Start Records for the exercise
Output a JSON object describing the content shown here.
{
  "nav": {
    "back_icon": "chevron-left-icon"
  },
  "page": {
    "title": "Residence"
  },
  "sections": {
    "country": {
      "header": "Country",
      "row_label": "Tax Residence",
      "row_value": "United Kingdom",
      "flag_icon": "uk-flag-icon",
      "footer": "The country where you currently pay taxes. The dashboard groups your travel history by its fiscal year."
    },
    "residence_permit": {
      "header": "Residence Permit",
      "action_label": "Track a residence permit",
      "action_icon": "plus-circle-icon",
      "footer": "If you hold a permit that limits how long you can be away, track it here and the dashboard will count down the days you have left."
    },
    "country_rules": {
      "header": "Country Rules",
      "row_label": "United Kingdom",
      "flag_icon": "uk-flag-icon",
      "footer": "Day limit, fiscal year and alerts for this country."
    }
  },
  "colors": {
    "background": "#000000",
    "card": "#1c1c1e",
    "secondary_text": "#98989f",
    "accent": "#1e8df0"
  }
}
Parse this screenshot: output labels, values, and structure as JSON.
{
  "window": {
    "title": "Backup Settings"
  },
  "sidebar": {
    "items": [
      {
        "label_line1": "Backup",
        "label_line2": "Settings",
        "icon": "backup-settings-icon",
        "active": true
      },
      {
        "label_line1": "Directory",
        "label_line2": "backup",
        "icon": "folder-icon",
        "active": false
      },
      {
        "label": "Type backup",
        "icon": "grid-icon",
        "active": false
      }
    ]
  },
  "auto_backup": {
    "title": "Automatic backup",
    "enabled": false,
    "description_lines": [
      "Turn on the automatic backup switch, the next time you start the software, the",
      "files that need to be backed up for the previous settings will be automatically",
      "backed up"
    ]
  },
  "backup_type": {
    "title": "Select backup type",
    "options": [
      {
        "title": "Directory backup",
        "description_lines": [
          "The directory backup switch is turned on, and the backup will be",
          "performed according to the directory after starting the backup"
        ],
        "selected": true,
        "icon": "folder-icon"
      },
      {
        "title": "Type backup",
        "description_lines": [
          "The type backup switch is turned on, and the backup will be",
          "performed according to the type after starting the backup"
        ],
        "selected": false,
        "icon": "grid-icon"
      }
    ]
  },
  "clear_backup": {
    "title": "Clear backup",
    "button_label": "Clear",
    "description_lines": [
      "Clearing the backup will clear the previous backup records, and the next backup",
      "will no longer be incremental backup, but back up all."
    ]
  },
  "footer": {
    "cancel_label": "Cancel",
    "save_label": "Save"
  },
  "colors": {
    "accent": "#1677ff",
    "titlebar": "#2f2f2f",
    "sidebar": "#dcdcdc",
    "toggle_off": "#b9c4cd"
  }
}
End Records for the exercise
» **What to do**: Extract the whole listing, character for character.

» **Completed exercise**:
Output a JSON object describing the content shown here.
{
  "nav": {
    "back_icon": "chevron-left-icon"
  },
  "page": {
    "title": "Residence"
  },
  "sections": {
    "country": {
      "header": "Country",
      "row_label": "Tax Residence",
      "row_value": "United Kingdom",
      "flag_icon": "uk-flag-icon",
      "footer": "The country where you currently pay taxes. The dashboard groups your travel history by its fiscal year."
    },
    "residence_permit": {
      "header": "Residence Permit",
      "action_label": "Track a residence permit",
      "action_icon": "plus-circle-icon",
      "footer": "If you hold a permit that limits how long you can be away, track it here and the dashboard will count down the days you have left."
    },
    "country_rules": {
      "header": "Country Rules",
      "row_label": "United Kingdom",
      "flag_icon": "uk-flag-icon",
      "footer": "Day limit, fiscal year and alerts for this country."
    }
  },
  "colors": {
    "background": "#000000",
    "card": "#1c1c1e",
    "secondary_text": "#98989f",
    "accent": "#1e8df0"
  }
}
Parse this screenshot: output labels, values, and structure as JSON.
{
  "window": {
    "title": "Backup Settings"
  },
  "sidebar": {
    "items": [
      {
        "label_line1": "Backup",
        "label_line2": "Settings",
        "icon": "backup-settings-icon",
        "active": true
      },
      {
        "label_line1": "Directory",
        "label_line2": "backup",
        "icon": "folder-icon",
        "active": false
      },
      {
        "label": "Type backup",
        "icon": "grid-icon",
        "active": false
      }
    ]
  },
  "auto_backup": {
    "title": "Automatic backup",
    "enabled": false,
    "description_lines": [
      "Turn on the automatic backup switch, the next time you start the software, the",
      "files that need to be backed up for the previous settings will be automatically",
      "backed up"
    ]
  },
  "backup_type": {
    "title": "Select backup type",
    "options": [
      {
        "title": "Directory backup",
        "description_lines": [
          "The directory backup switch is turned on, and the backup will be",
          "performed according to the directory after starting the backup"
        ],
        "selected": true,
        "icon": "folder-icon"
      },
      {
        "title": "Type backup",
        "description_lines": [
          "The type backup switch is turned on, and the backup will be",
          "performed according to the type after starting the backup"
        ],
        "selected": false,
        "icon": "grid-icon"
      }
    ]
  },
  "clear_backup": {
    "title": "Clear backup",
    "button_label": "Clear",
    "description_lines": [
      "Clearing the backup will clear the previous backup records, and the next backup",
      "will no longer be incremental backup, but back up all."
    ]
  },
  "footer": {
    "cancel_label": "Cancel",
    "save_label": "Save"
  },
  "colors": {
    "accent": "#1677ff",
    "titlebar": "#2f2f2f",
    "sidebar": "#dcdcdc",
    "toggle_off": "#b9c4cd"
  }
}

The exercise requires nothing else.